Going through the material below, please gather all lines with the word "Playground" in them.

━━━━━ EXERCISE MATERIAL ━━━━━

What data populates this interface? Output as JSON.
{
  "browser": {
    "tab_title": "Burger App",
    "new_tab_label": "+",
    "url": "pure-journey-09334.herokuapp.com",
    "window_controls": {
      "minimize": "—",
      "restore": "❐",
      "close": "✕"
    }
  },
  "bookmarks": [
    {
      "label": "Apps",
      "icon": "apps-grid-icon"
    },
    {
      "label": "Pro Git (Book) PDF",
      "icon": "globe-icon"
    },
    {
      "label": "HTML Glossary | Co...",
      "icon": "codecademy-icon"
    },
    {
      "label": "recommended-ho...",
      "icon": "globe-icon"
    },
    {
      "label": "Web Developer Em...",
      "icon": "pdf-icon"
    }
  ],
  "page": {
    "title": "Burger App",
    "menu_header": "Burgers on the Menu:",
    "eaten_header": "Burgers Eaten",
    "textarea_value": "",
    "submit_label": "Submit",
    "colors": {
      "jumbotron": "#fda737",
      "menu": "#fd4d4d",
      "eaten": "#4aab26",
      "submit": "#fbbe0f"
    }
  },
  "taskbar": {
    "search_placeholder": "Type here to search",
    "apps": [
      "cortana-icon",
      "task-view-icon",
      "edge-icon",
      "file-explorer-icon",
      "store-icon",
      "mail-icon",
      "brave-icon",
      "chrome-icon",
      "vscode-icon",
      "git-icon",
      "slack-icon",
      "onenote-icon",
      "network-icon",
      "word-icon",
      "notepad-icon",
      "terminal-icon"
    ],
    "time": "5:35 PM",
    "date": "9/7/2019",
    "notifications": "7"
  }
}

━━━━━
━━━━━ EXERCISE MATERIAL ━━━━━

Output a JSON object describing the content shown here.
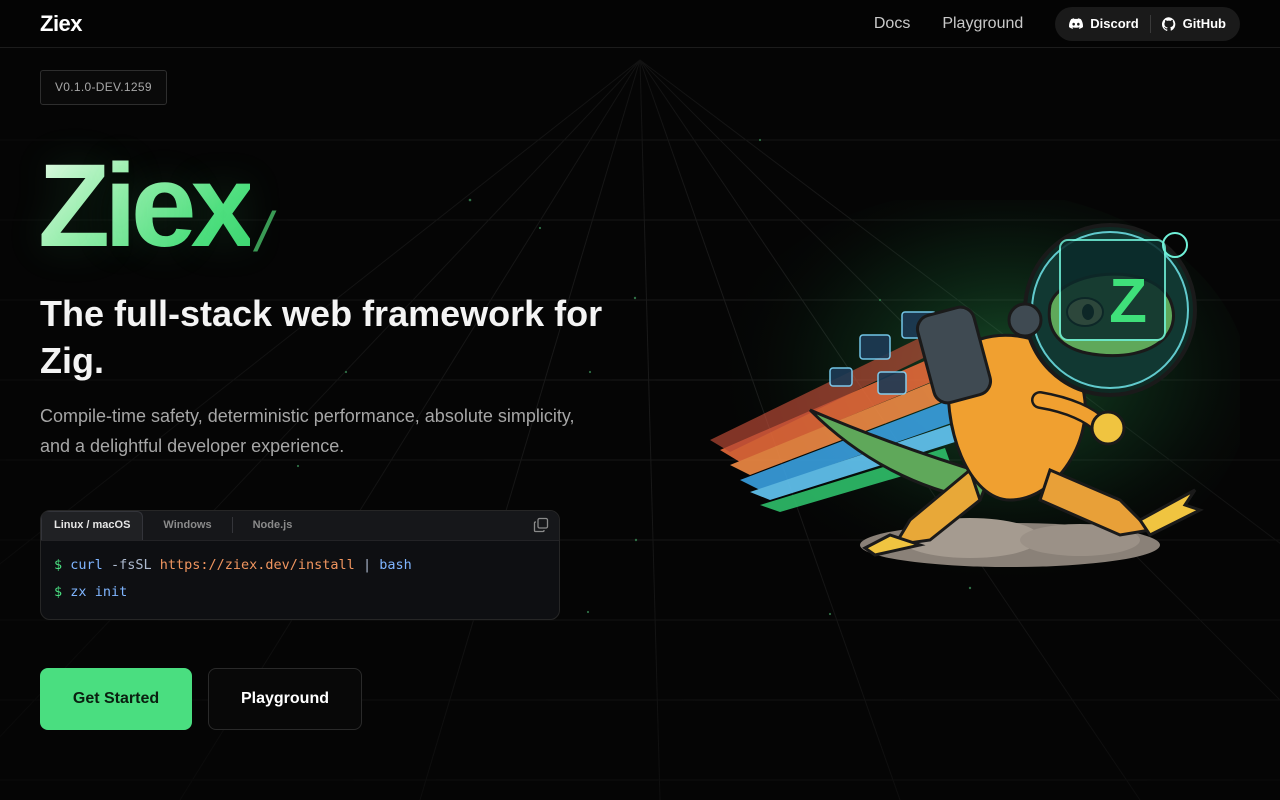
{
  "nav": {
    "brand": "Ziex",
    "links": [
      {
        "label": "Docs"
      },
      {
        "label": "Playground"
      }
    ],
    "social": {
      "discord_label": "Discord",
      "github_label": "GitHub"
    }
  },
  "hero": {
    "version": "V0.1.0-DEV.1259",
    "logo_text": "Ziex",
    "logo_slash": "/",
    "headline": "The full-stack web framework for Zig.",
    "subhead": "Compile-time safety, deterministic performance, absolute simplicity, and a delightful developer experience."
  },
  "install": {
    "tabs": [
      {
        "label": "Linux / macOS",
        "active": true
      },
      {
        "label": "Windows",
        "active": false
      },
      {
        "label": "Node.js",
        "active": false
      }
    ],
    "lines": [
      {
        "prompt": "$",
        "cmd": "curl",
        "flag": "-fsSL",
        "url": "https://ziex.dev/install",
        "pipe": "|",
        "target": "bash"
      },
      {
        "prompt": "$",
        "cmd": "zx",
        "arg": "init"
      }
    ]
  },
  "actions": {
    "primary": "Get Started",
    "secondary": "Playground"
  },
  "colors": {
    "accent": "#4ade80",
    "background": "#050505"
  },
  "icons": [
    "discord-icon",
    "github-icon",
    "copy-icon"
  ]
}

━━━━━

■ THE ANSWER
        "label": "Playground"
    "secondary": "Playground"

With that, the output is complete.